(Selected passage):

+ + + +

I've always been one of those people who like to ride consistently. I get frustrated and out of sorts when the universe does not cooperate with my plans. This spring has been particularly challenging- between weather and lessons being cancelled I could literally see my training time trickle away. It's probably all part of my over-thinking, planning and control issues. But, like Emma so clearly pointed out, it's also a a path to anxiety. This quote from her post really resonated with me:
"If every step relied on the steps before, and every ride was critical for accomplishing some future plan, suddenly you're kinda in this inescapable pressure trap, right?"
And there are a lot of perspectives to take on the word 'consistency'. The way that I tend to approach it is to focus on frequency. I feel that I must ride X times per week for progress to be made. And that's not necessarily wrong- horses do like a routine. but with the way things are going I haven't been able to get into a groove. I can ride is rain or cold or wind but when these start to be combined I am much less motivated. And when you have a horse like Carmen who's not predisposed to love being ridden and Quaid who's learning how he feels about it I tend to be a little more careful.

+ + + +

(Entries shown):
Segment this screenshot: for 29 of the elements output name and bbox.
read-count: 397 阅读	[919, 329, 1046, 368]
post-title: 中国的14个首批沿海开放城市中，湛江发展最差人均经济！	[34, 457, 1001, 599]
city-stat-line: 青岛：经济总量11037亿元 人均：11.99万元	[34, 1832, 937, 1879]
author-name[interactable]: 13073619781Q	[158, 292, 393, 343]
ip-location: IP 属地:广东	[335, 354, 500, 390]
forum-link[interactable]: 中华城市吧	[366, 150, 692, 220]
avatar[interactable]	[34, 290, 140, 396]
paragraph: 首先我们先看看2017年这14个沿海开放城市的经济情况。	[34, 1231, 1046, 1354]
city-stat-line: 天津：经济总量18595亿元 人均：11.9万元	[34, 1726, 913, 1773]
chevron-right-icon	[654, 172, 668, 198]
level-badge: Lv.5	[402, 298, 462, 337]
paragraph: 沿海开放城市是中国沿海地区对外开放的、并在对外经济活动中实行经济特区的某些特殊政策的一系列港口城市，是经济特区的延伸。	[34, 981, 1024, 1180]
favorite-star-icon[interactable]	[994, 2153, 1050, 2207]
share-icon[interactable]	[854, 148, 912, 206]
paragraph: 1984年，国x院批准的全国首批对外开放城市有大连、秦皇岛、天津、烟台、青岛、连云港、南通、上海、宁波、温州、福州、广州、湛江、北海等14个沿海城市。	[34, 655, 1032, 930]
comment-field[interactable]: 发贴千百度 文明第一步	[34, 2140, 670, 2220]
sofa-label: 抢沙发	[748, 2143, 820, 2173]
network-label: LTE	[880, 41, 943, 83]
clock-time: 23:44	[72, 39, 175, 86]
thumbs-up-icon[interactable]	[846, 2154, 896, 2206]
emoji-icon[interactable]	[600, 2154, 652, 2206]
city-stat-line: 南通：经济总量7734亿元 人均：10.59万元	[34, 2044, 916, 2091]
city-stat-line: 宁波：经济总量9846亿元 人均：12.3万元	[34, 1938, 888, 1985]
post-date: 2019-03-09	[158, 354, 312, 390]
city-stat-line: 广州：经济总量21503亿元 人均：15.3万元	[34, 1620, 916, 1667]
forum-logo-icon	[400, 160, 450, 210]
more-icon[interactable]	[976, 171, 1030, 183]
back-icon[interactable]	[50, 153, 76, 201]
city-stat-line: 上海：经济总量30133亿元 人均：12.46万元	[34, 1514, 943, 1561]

+ + + +

(To do):
1. In the post about riding consistency, retype the passage beginning at the words "And there are" and stopping after the words "little more careful.".
2. List the weather conditions that the writer of the post about riding consistency says they can ride in.
3. Decide whether each statement agrees with the post about riding consistency, and give the deciding words.
(a) The writer approaches consistency by focusing on frequency.
(b) Carmen is predisposed to love being ridden.
(c) Horses dislike routine.
The entries have nothing to do with what comes next.

(Outputs by task):
1.
And there are a lot of perspectives to take on the word 'consistency'. The way that I tend to approach it is to focus on frequency. I feel that I must ride X times per week for progress to be made. And that's not necessarily wrong- horses do like a routine. but with the way things are going I haven't been able to get into a groove. I can ride is rain or cold or wind but when these start to be combined I am much less motivated. And when you have a horse like Carmen who's not predisposed to love being ridden and Quaid who's learning how he feels about it I tend to be a little more careful.

2. rain, cold, wind

3.
(a) Yes: "The way that I tend to approach it is to focus on frequency."
(b) No: "a horse like Carmen who's not predisposed to love being ridden"
(c) No: "horses do like a routine"